> [Work to be completed]: Check each line for the string "dans" and give only the count of lines that have it.
BEGIN Input rows
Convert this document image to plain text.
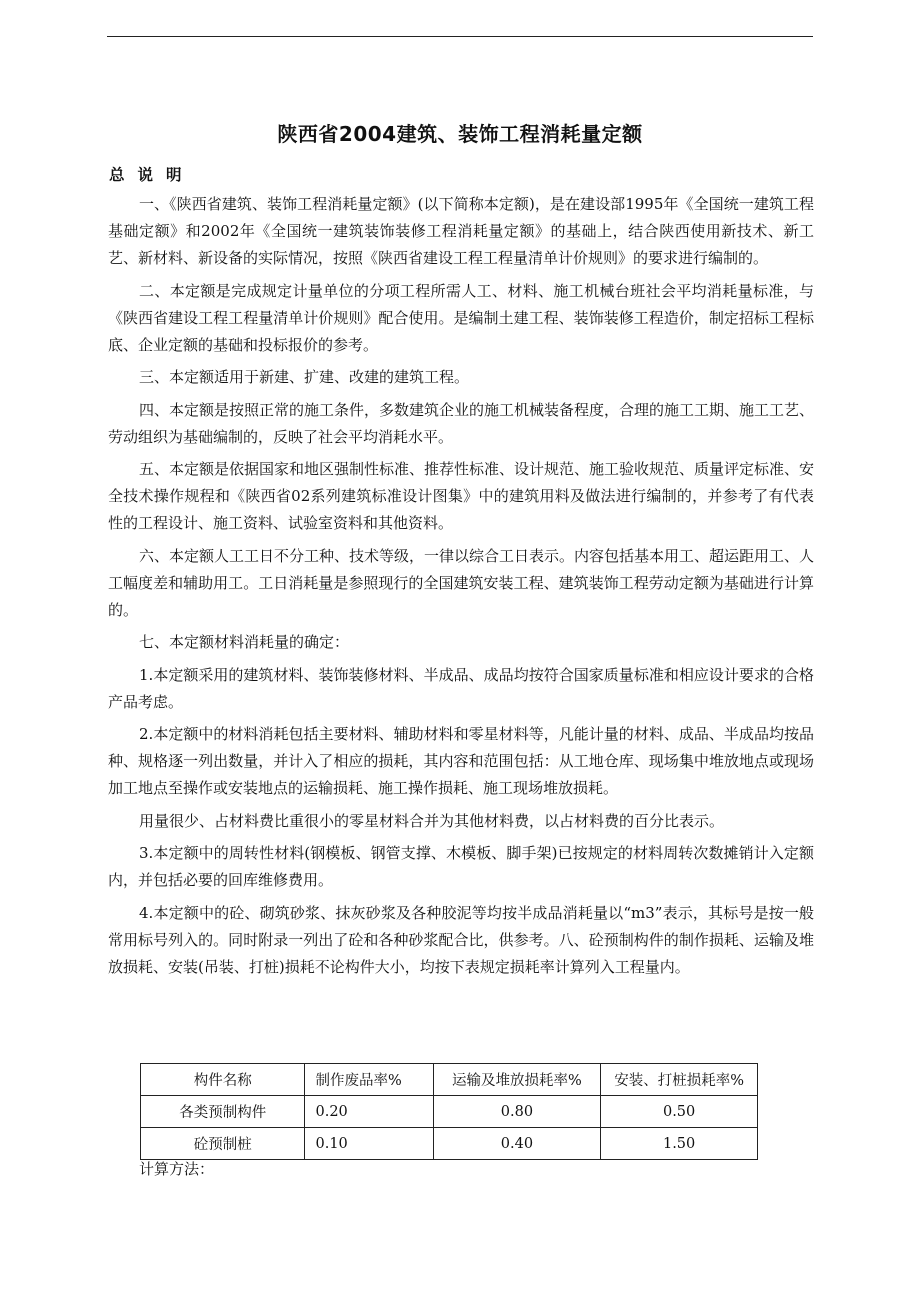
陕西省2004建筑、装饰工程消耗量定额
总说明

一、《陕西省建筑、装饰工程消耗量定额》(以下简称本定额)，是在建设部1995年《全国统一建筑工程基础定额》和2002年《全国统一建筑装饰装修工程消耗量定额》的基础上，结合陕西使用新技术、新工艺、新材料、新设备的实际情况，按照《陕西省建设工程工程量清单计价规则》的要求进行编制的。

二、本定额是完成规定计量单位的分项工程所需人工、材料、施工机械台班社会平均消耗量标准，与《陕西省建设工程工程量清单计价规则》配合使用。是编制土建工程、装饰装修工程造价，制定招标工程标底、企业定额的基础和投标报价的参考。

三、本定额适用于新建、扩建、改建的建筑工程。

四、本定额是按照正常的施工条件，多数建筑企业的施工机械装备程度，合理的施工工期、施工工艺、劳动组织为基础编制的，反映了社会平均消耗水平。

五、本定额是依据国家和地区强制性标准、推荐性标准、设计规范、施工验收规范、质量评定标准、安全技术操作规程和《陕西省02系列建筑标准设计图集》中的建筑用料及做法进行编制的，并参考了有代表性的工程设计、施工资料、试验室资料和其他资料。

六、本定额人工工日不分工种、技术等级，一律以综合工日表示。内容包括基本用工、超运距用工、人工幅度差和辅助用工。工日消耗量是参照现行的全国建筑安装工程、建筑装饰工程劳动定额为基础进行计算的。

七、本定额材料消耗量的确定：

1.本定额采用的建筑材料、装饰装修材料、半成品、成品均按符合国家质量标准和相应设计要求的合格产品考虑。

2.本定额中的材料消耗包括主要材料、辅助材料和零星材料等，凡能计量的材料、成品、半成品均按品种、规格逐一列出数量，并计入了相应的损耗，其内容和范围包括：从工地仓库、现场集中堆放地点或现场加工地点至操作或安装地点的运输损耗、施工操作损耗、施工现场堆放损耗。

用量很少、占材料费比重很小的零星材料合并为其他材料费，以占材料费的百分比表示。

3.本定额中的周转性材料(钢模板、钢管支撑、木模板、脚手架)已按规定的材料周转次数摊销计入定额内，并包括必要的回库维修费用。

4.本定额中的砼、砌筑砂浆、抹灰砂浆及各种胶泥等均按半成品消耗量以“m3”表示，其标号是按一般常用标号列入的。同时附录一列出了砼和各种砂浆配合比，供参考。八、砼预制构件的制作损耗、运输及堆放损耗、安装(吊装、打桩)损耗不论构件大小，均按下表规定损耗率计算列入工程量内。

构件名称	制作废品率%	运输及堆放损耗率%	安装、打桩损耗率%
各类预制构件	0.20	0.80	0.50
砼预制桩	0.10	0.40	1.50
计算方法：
END Input rows
BEGIN Input rows
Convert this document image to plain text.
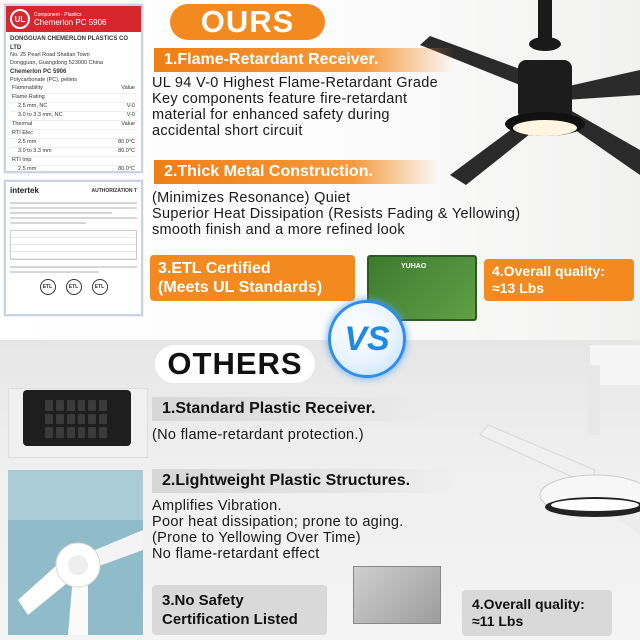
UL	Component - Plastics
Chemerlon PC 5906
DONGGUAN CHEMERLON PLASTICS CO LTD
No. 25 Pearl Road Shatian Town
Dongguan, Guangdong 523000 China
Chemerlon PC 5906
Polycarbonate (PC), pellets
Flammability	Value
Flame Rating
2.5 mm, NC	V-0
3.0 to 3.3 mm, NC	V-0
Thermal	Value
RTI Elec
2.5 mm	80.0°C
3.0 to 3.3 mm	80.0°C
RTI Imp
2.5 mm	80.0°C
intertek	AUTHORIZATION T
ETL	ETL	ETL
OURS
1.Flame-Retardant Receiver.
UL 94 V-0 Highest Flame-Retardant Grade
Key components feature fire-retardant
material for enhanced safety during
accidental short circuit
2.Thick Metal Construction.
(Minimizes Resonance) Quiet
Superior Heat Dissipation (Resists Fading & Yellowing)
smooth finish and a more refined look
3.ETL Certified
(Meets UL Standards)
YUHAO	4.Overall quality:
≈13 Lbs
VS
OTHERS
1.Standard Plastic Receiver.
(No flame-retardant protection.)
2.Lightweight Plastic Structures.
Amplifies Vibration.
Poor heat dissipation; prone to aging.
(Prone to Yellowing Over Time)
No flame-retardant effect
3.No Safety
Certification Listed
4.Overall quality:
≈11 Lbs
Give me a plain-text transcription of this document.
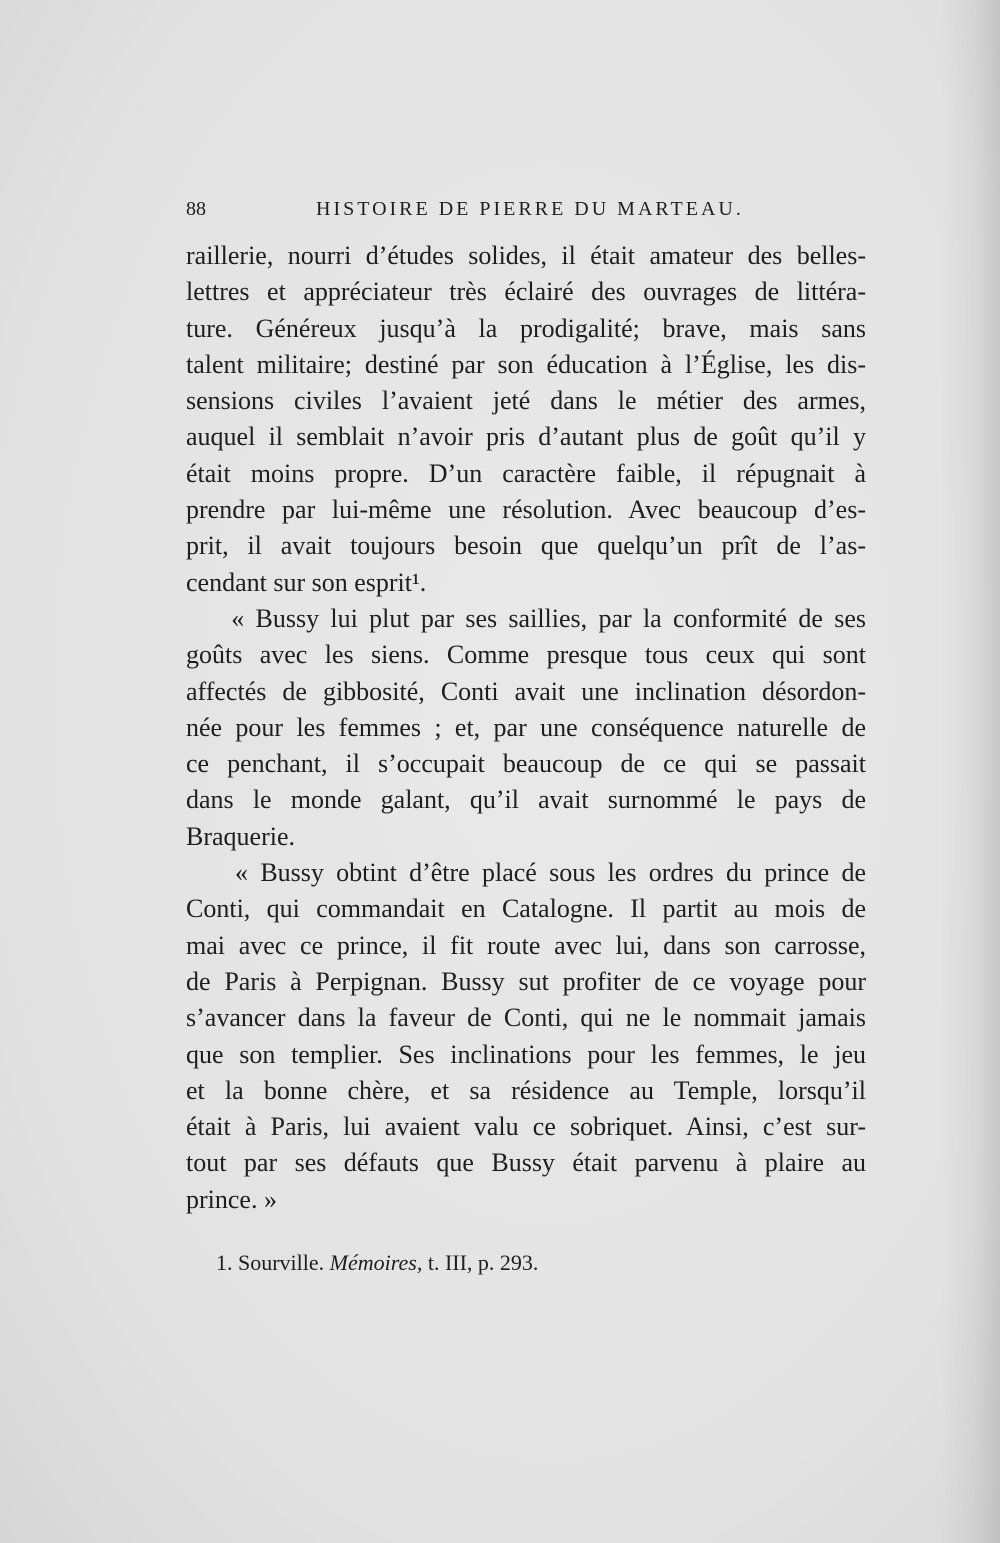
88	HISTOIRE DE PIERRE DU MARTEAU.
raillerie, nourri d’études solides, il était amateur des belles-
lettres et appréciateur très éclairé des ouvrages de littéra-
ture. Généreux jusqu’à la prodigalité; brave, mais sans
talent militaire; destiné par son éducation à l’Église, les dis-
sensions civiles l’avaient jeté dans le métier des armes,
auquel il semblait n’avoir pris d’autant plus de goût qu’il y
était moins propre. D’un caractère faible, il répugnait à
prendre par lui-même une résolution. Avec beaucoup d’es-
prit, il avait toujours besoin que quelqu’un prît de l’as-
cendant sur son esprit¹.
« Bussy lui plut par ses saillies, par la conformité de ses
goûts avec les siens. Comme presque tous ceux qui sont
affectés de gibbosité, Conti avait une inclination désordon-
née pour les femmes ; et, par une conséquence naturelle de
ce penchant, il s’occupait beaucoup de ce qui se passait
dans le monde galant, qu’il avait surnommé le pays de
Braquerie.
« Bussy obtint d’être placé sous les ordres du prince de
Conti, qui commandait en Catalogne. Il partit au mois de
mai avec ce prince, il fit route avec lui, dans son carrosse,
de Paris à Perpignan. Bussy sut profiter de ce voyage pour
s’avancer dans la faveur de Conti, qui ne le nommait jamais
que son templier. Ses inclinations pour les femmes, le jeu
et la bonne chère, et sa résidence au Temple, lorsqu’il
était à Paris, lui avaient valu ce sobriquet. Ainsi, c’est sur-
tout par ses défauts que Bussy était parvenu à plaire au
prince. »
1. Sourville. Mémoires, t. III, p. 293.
END Input rows
> [Result for this exercise]: 4